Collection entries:
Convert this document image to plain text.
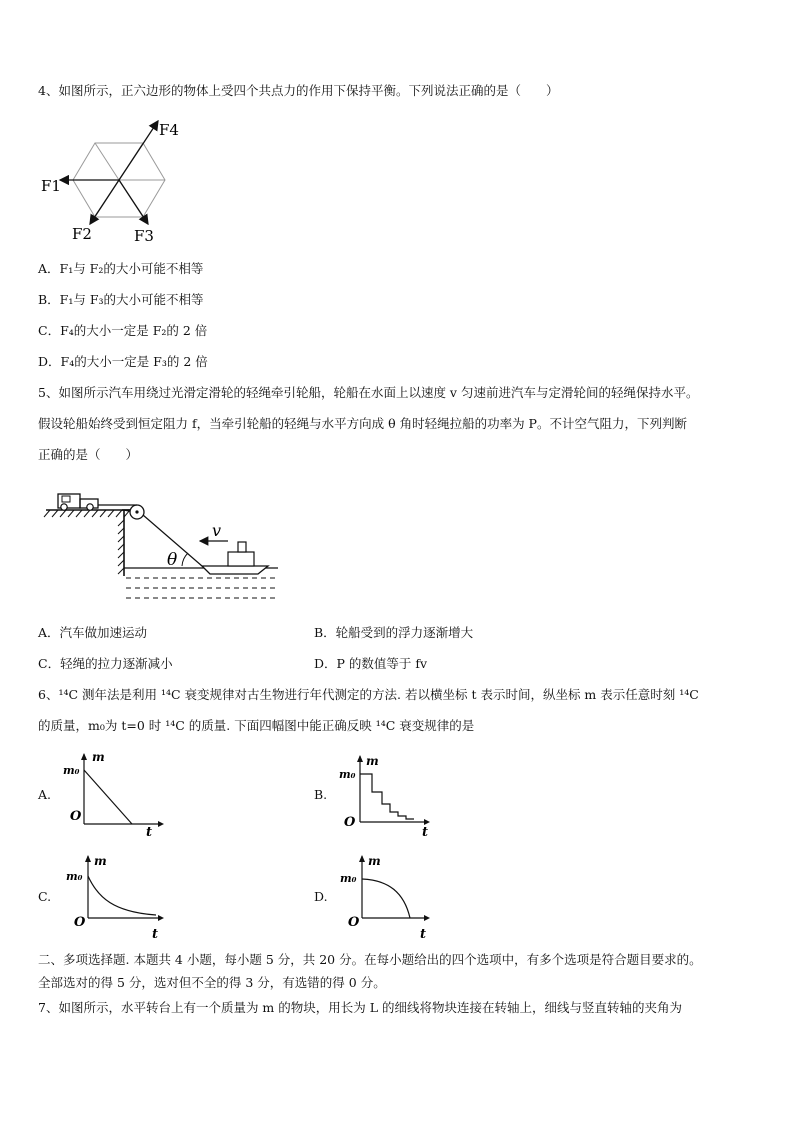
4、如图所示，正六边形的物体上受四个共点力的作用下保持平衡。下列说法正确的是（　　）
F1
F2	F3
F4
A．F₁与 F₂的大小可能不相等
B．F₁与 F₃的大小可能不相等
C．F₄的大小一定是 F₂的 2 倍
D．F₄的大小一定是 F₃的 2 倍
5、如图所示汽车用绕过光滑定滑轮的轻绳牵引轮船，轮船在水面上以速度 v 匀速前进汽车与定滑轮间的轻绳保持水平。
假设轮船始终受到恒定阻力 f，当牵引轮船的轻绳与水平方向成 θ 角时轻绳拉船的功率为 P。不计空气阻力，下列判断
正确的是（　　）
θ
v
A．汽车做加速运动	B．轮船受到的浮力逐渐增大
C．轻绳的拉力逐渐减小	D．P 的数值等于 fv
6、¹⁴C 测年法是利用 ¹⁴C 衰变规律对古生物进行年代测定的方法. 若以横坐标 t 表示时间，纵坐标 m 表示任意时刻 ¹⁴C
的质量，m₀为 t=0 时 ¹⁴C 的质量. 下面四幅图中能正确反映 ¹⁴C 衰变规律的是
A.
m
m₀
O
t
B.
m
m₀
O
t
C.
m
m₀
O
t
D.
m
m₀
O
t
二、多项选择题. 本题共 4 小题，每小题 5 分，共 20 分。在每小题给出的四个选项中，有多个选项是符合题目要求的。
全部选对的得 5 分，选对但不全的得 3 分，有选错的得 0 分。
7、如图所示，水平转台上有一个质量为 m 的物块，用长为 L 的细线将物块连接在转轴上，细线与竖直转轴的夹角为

* * *

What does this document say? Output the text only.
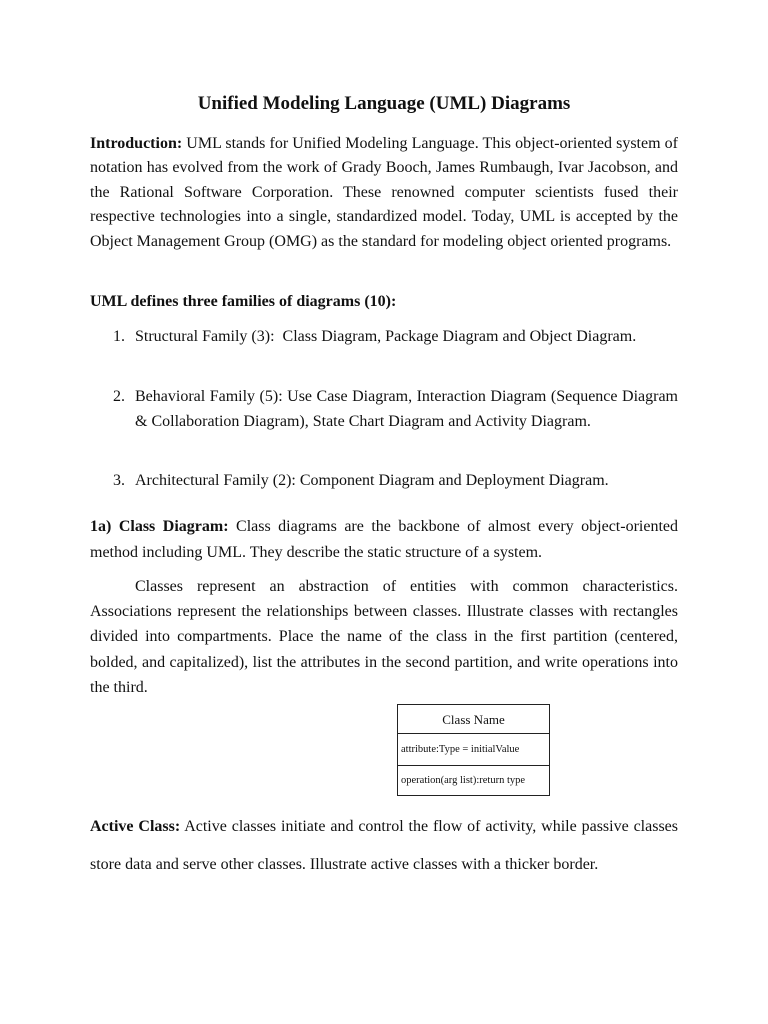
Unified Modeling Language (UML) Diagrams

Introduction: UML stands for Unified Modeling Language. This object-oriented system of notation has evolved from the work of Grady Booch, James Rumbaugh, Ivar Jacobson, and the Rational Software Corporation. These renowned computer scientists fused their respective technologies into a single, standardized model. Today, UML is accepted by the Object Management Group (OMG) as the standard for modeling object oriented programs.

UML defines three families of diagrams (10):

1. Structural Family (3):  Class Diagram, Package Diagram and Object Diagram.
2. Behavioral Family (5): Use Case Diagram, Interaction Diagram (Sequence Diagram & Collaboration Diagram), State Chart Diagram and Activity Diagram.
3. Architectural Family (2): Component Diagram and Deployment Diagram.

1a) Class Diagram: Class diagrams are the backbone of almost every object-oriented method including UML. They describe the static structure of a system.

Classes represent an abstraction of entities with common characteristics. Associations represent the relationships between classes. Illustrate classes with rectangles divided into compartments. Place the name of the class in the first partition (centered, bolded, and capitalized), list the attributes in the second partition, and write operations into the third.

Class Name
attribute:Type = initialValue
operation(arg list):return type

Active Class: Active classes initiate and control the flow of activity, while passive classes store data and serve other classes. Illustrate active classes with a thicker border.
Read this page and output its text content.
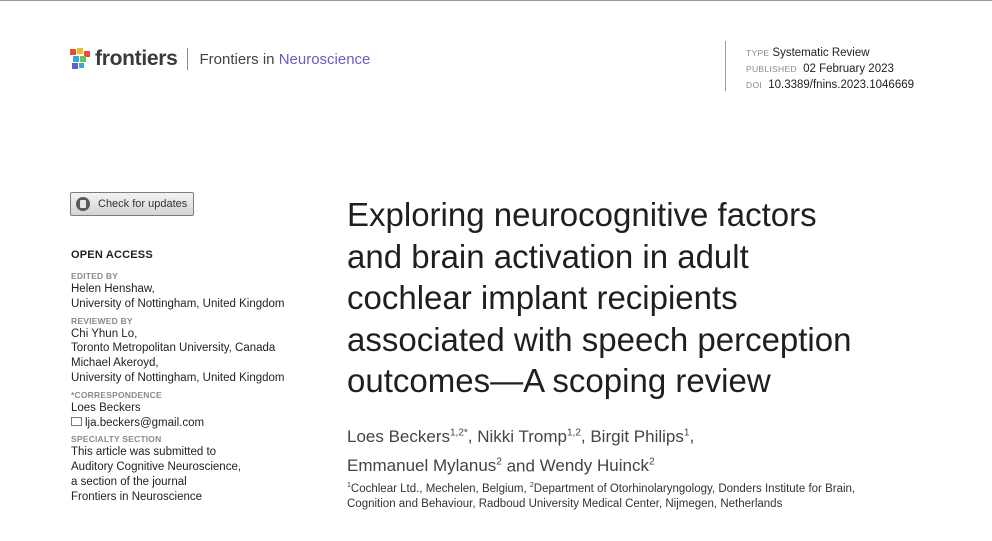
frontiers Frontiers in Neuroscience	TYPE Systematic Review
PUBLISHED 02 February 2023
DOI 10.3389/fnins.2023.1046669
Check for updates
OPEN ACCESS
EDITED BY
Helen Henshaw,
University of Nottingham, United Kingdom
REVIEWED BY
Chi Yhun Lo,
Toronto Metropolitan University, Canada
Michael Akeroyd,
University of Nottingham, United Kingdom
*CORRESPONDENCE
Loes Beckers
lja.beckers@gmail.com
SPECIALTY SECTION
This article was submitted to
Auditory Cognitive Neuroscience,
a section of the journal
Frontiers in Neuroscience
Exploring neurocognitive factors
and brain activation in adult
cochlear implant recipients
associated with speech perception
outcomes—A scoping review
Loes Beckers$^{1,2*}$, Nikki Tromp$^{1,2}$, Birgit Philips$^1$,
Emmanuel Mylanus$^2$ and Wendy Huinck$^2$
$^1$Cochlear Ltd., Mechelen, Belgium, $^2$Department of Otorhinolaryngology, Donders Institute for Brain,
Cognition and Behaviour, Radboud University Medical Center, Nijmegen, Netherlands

==

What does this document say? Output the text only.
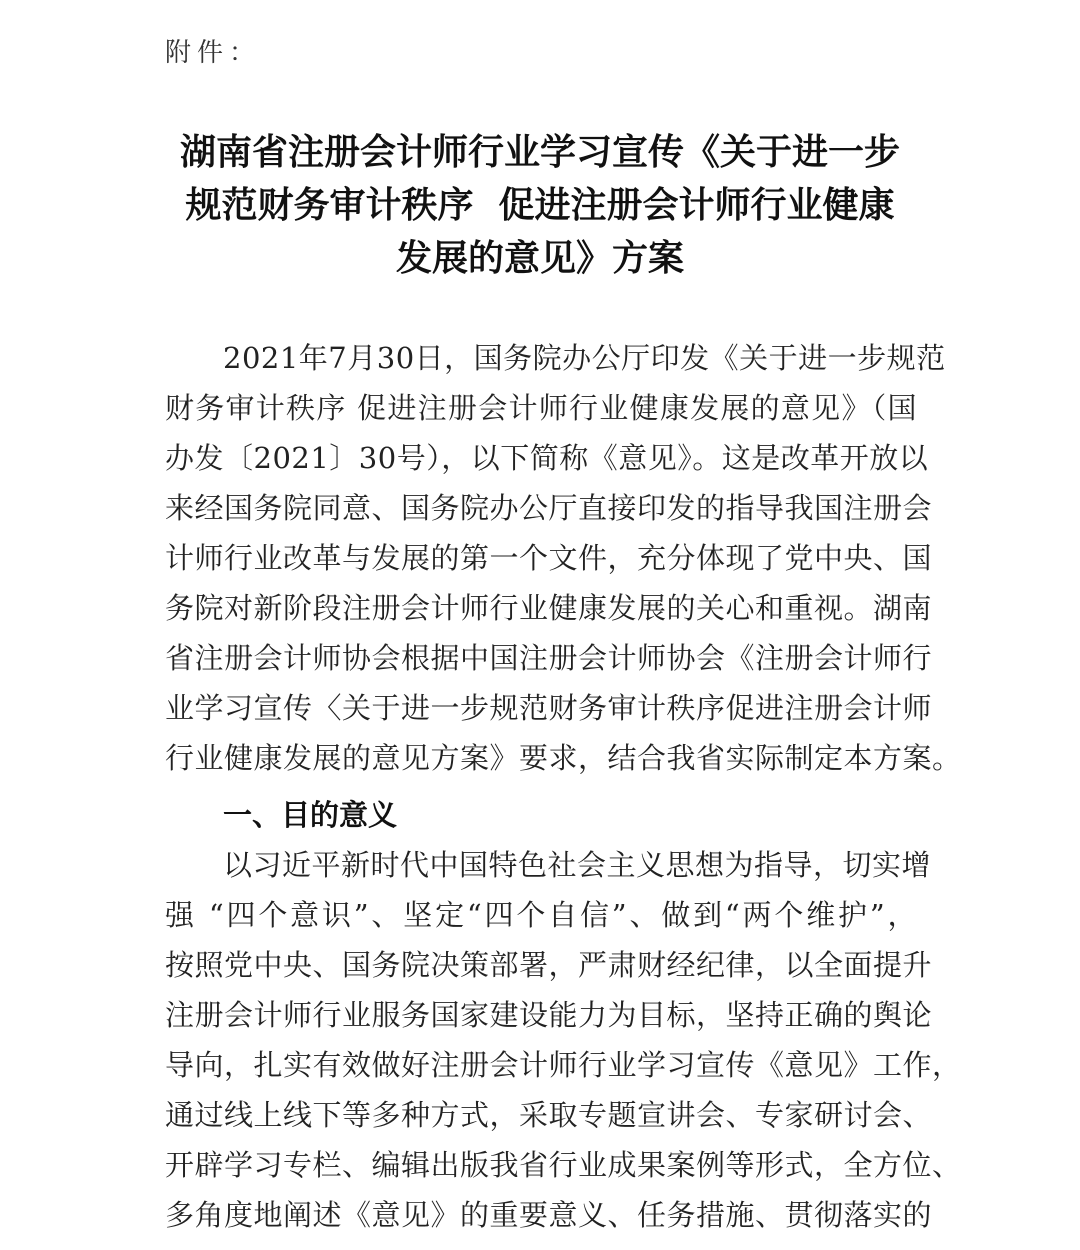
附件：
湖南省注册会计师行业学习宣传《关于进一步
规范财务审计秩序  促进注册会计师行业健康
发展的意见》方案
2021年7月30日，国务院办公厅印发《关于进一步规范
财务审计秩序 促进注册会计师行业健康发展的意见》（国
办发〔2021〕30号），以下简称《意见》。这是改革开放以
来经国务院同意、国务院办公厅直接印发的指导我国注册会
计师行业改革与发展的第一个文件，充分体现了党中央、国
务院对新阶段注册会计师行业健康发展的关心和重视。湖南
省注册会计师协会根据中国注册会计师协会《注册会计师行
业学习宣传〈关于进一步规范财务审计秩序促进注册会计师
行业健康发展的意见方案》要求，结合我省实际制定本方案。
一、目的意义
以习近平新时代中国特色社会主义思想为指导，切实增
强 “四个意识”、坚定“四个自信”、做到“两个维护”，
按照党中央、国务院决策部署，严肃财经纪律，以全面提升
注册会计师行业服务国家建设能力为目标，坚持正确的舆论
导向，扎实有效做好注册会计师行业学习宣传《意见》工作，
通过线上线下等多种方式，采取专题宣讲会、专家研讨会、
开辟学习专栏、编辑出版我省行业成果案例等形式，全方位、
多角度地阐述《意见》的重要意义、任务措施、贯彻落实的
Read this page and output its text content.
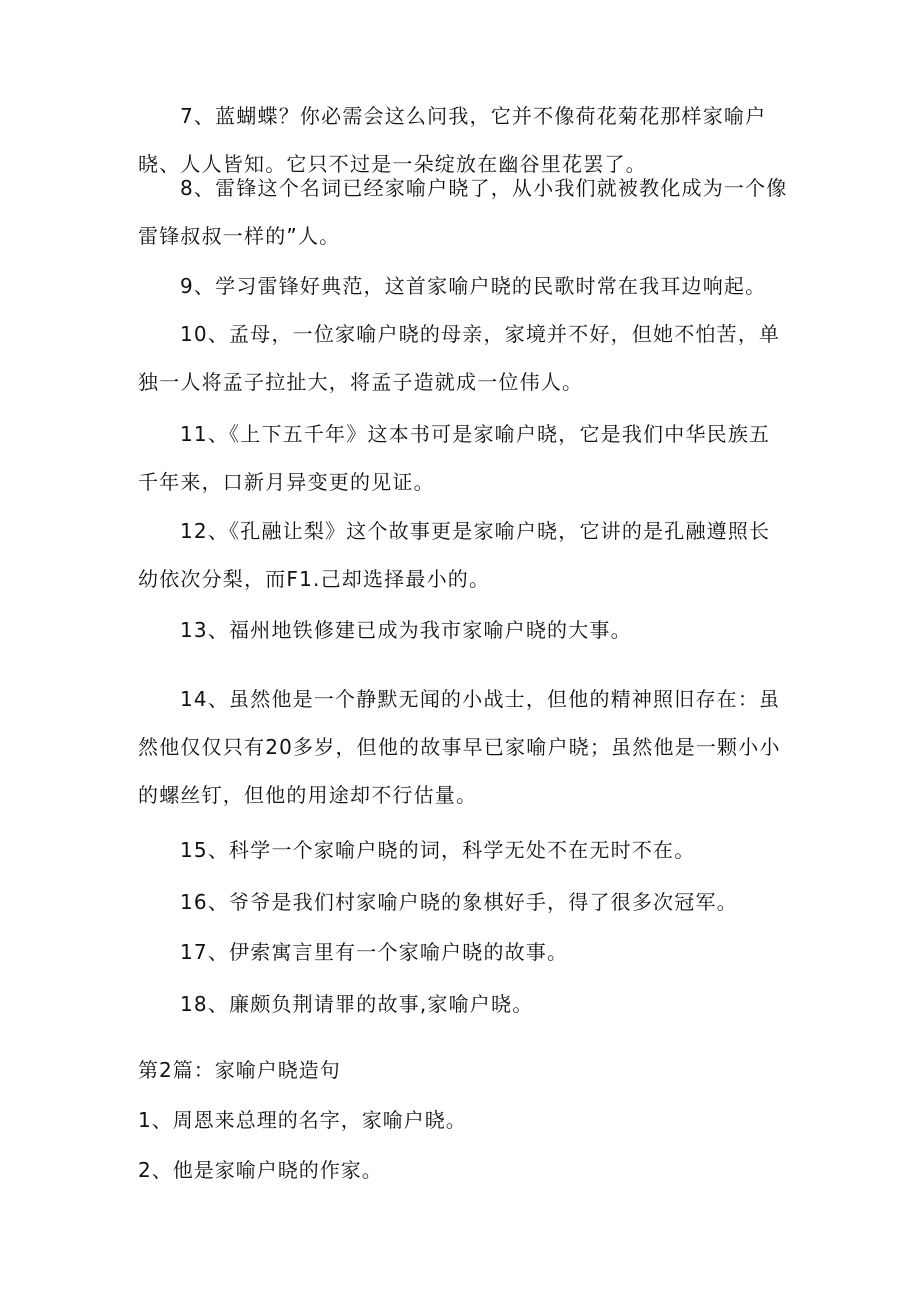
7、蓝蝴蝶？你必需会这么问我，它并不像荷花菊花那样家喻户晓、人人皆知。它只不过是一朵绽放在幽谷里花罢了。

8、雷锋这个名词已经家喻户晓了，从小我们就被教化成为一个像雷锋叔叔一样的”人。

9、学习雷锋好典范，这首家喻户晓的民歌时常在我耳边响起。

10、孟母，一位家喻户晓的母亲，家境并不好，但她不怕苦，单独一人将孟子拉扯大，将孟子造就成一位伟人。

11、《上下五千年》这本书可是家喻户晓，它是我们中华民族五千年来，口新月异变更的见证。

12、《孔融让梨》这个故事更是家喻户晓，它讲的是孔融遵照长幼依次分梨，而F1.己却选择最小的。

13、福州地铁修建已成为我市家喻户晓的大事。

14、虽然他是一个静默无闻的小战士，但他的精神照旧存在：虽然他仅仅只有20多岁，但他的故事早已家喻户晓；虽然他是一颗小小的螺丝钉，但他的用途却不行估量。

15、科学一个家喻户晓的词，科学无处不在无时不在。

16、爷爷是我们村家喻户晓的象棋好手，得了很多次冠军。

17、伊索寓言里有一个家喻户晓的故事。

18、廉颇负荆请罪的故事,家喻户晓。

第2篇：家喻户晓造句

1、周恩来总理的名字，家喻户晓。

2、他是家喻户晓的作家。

Stated exercise:
Search the data for "Frontiers". Copy every line that has it.

Exercise answer:
frontiers Frontiers in Neuroscience	TYPE Systematic Review
Frontiers in Neuroscience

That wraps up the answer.